* WHAT IS EXPECTED *
Assemble all lines in which the string "this" appears.
>> BEGIN
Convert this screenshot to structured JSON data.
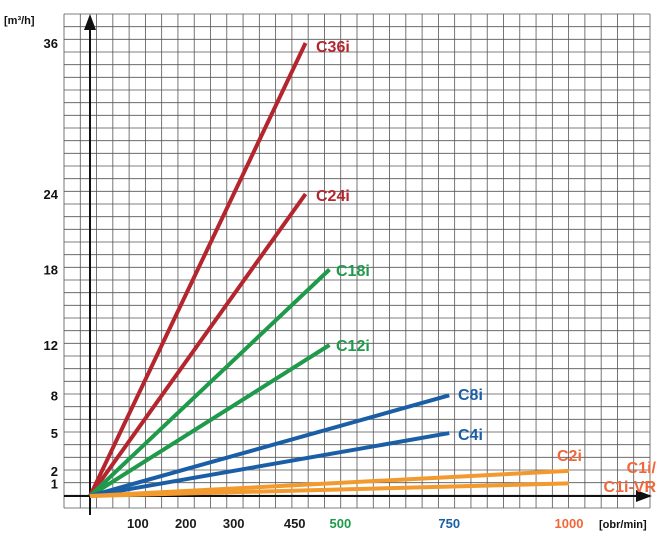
{
  "chart_data": {
    "type": "line",
    "title": "",
    "ylabel": "[m³/h]",
    "xlabel": "[obr/min]",
    "xlim": [
      0,
      1000
    ],
    "ylim": [
      0,
      36
    ],
    "grid": true,
    "y_ticks": [
      1,
      2,
      5,
      8,
      12,
      18,
      24,
      36
    ],
    "x_ticks": [
      {
        "value": 100,
        "label": "100",
        "color": "#1a1a1a"
      },
      {
        "value": 200,
        "label": "200",
        "color": "#1a1a1a"
      },
      {
        "value": 300,
        "label": "300",
        "color": "#1a1a1a"
      },
      {
        "value": 450,
        "label": "450",
        "color": "#1a1a1a"
      },
      {
        "value": 500,
        "label": "500",
        "color": "#1e9a4a"
      },
      {
        "value": 750,
        "label": "750",
        "color": "#1a5fa6"
      },
      {
        "value": 1000,
        "label": "1000",
        "color": "#f0683a"
      }
    ],
    "series": [
      {
        "name": "C36i",
        "color": "#b5252e",
        "points": [
          [
            0,
            0
          ],
          [
            450,
            36
          ]
        ]
      },
      {
        "name": "C24i",
        "color": "#b5252e",
        "points": [
          [
            0,
            0
          ],
          [
            450,
            24
          ]
        ]
      },
      {
        "name": "C18i",
        "color": "#1e9a4a",
        "points": [
          [
            0,
            0
          ],
          [
            500,
            18
          ]
        ]
      },
      {
        "name": "C12i",
        "color": "#1e9a4a",
        "points": [
          [
            0,
            0
          ],
          [
            500,
            12
          ]
        ]
      },
      {
        "name": "C8i",
        "color": "#1a5fa6",
        "points": [
          [
            0,
            0
          ],
          [
            750,
            8
          ]
        ]
      },
      {
        "name": "C4i",
        "color": "#1a5fa6",
        "points": [
          [
            0,
            0
          ],
          [
            750,
            5
          ]
        ]
      },
      {
        "name": "C2i",
        "color": "#f29a2e",
        "points": [
          [
            0,
            0
          ],
          [
            1000,
            2
          ]
        ]
      },
      {
        "name": "C1i/ C1i-VR",
        "color": "#f29a2e",
        "points": [
          [
            0,
            0
          ],
          [
            1000,
            1
          ]
        ]
      }
    ],
    "series_label_colors": {
      "C36i": "#b5252e",
      "C24i": "#b5252e",
      "C18i": "#1e9a4a",
      "C12i": "#1e9a4a",
      "C8i": "#1a5fa6",
      "C4i": "#1a5fa6",
      "C2i": "#f0683a",
      "C1i/ C1i-VR": "#f0683a"
    }
  }
}
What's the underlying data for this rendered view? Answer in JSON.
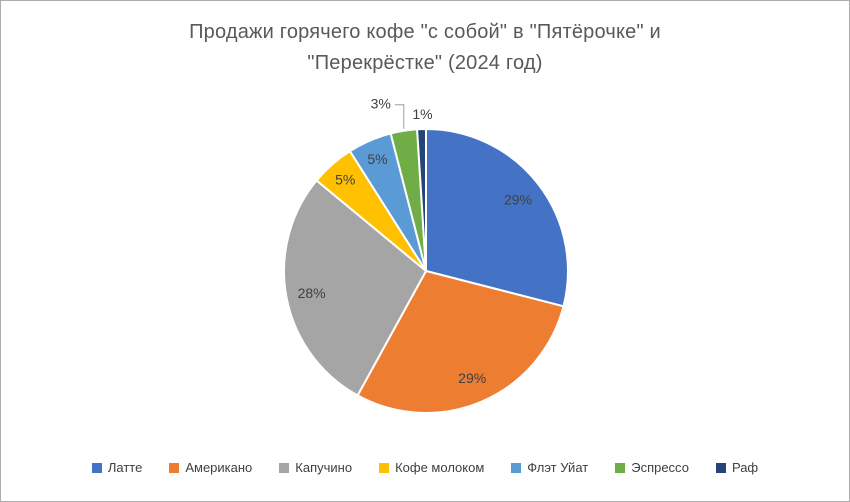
>> END
* COMPLETED EXERCISE *
Convert this screenshot to structured JSON data.
What's the underlying data for this rendered view? Answer in JSON.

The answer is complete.